>> start
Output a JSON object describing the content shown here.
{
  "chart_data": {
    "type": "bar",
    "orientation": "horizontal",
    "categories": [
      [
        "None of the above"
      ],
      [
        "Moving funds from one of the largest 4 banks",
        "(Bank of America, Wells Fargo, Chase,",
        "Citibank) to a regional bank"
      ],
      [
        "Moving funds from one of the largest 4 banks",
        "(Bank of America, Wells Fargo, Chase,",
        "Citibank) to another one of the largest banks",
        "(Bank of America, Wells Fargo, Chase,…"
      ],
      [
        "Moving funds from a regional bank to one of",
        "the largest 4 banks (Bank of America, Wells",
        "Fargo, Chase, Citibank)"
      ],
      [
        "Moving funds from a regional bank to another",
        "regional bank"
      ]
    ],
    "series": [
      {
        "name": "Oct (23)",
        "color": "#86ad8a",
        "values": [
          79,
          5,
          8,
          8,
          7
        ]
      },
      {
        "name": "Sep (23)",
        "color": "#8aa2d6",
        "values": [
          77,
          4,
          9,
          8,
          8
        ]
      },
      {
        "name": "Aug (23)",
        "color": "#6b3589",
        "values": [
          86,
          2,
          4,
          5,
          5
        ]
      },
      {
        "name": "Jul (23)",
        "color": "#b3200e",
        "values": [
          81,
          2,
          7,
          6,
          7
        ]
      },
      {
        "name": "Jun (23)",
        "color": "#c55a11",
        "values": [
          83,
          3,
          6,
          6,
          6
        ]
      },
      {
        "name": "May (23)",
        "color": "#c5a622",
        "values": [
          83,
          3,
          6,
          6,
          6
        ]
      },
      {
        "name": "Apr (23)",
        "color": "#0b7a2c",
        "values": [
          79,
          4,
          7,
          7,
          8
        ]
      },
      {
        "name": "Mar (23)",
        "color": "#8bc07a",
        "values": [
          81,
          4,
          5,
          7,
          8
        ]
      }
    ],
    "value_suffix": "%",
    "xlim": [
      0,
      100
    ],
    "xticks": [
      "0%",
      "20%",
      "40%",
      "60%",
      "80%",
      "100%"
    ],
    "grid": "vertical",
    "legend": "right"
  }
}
>> end
- **YOUR TASK**
Scan the data above; copy every line where "Wells" appears.

- **OUTPUT FOR THIS TASK**
        "(Bank of America, Wells Fargo, Chase,",
        "(Bank of America, Wells Fargo, Chase,",
        "(Bank of America, Wells Fargo, Chase,…"
        "the largest 4 banks (Bank of America, Wells",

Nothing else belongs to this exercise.